**Work to be completed**
Search the records below for the word "JSON". Pull out each line that has it.

______

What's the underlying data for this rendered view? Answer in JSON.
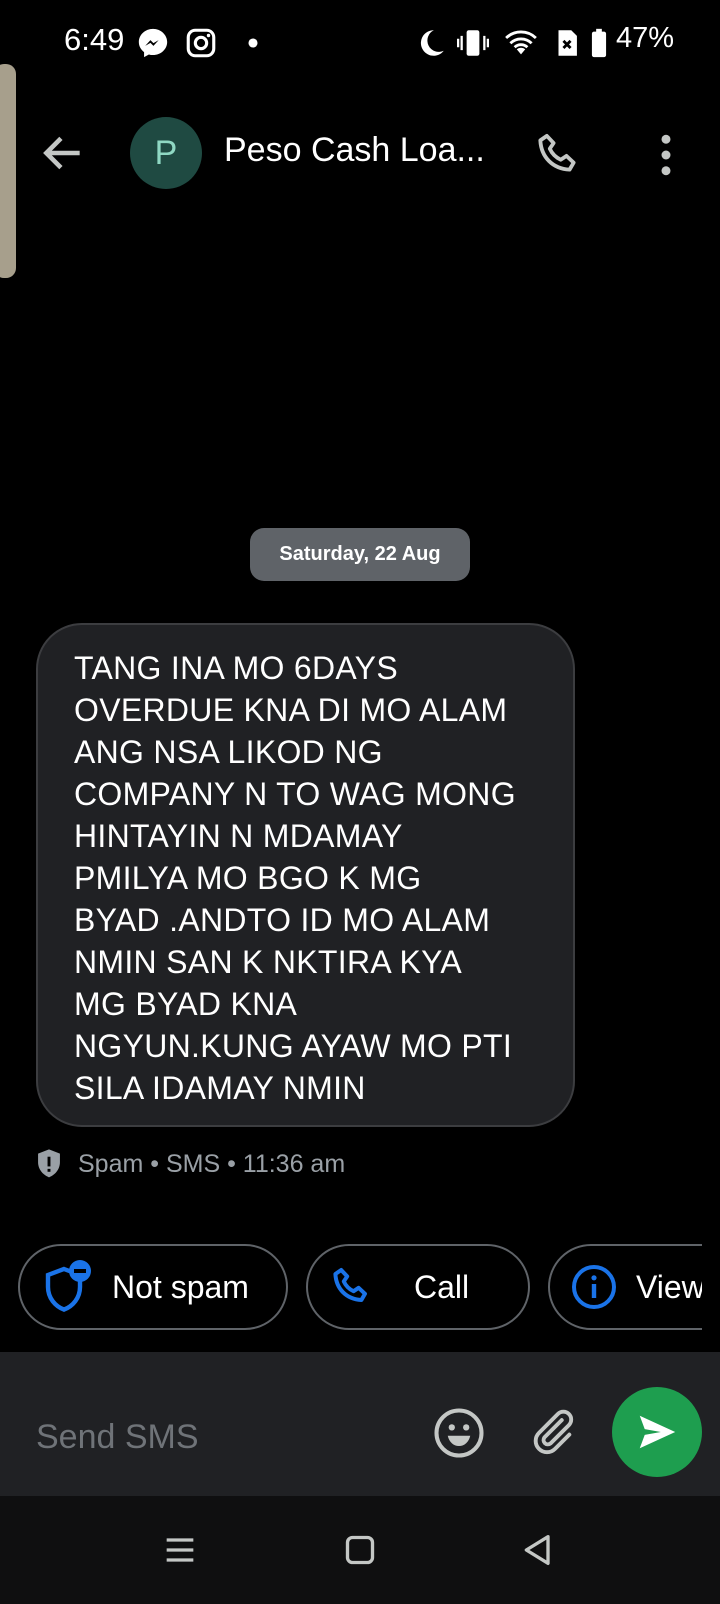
{
  "status_bar": {
    "time": "6:49",
    "battery_percent": "47%",
    "icons": [
      "messenger-icon",
      "instagram-icon",
      "dot-icon",
      "moon-icon",
      "vibrate-icon",
      "wifi-icon",
      "no-sim-icon",
      "battery-icon"
    ]
  },
  "header": {
    "avatar_letter": "P",
    "title": "Peso Cash Loa..."
  },
  "conversation": {
    "date_chip": "Saturday, 22 Aug",
    "message": {
      "lines": [
        "TANG INA MO 6DAYS",
        "OVERDUE KNA DI MO ALAM",
        "ANG NSA LIKOD NG",
        "COMPANY N TO WAG MONG",
        "HINTAYIN N MDAMAY",
        "PMILYA MO BGO K MG",
        "BYAD .ANDTO ID MO ALAM",
        "NMIN SAN K NKTIRA KYA",
        "MG BYAD KNA",
        "NGYUN.KUNG AYAW MO PTI",
        "SILA IDAMAY NMIN"
      ],
      "meta": "Spam • SMS • 11:36 am"
    }
  },
  "suggestions": {
    "not_spam": "Not spam",
    "call": "Call",
    "view": "View"
  },
  "compose": {
    "placeholder": "Send SMS"
  },
  "colors": {
    "background": "#000000",
    "bubble": "#202124",
    "accent_blue": "#1a73e8",
    "send_green": "#1e9e4f",
    "date_chip": "#5f6368"
  }
}
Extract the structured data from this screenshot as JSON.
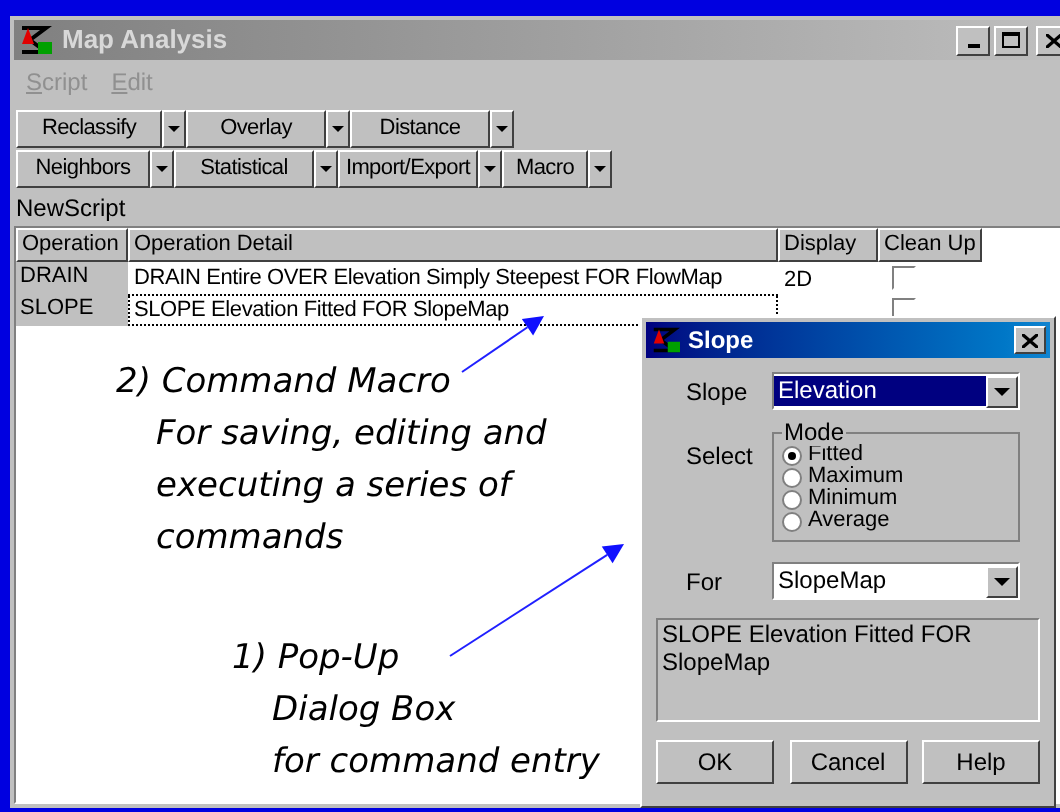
{
  "window": {
    "title": "Map Analysis"
  },
  "menu": [
    {
      "label": "Script",
      "disabled": true
    },
    {
      "label": "Edit",
      "disabled": true
    }
  ],
  "toolbar": [
    [
      {
        "label": "Reclassify"
      },
      {
        "label": "Overlay"
      },
      {
        "label": "Distance"
      }
    ],
    [
      {
        "label": "Neighbors"
      },
      {
        "label": "Statistical"
      },
      {
        "label": "Import/Export"
      },
      {
        "label": "Macro"
      }
    ]
  ],
  "script_label": "NewScript",
  "table": {
    "columns": [
      "Operation",
      "Operation Detail",
      "Display",
      "Clean Up"
    ],
    "rows": [
      {
        "operation": "DRAIN",
        "detail": "DRAIN Entire OVER Elevation Simply Steepest FOR FlowMap",
        "display": "2D",
        "clean_up": false,
        "selected": false
      },
      {
        "operation": "SLOPE",
        "detail": "SLOPE Elevation Fitted FOR SlopeMap",
        "clean_up": false,
        "selected": true
      }
    ]
  },
  "annotations": [
    {
      "heading": "2) Command Macro",
      "lines": [
        "For saving, editing and",
        "executing a series of",
        "commands"
      ]
    },
    {
      "heading": "1) Pop-Up",
      "lines": [
        "Dialog Box",
        "for command entry"
      ]
    }
  ],
  "dialog": {
    "title": "Slope",
    "slope_label": "Slope",
    "slope_value": "Elevation",
    "select_label": "Select",
    "mode_title": "Mode",
    "modes": [
      {
        "label": "Fitted",
        "selected": true
      },
      {
        "label": "Maximum",
        "selected": false
      },
      {
        "label": "Minimum",
        "selected": false
      },
      {
        "label": "Average",
        "selected": false
      }
    ],
    "for_label": "For",
    "for_value": "SlopeMap",
    "preview": "SLOPE Elevation Fitted FOR SlopeMap",
    "buttons": [
      "OK",
      "Cancel",
      "Help"
    ]
  }
}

______

**Written response**
What's the underlying data for this rendered view? Answer in JSON.
Extract the structured data from this screenshot as JSON.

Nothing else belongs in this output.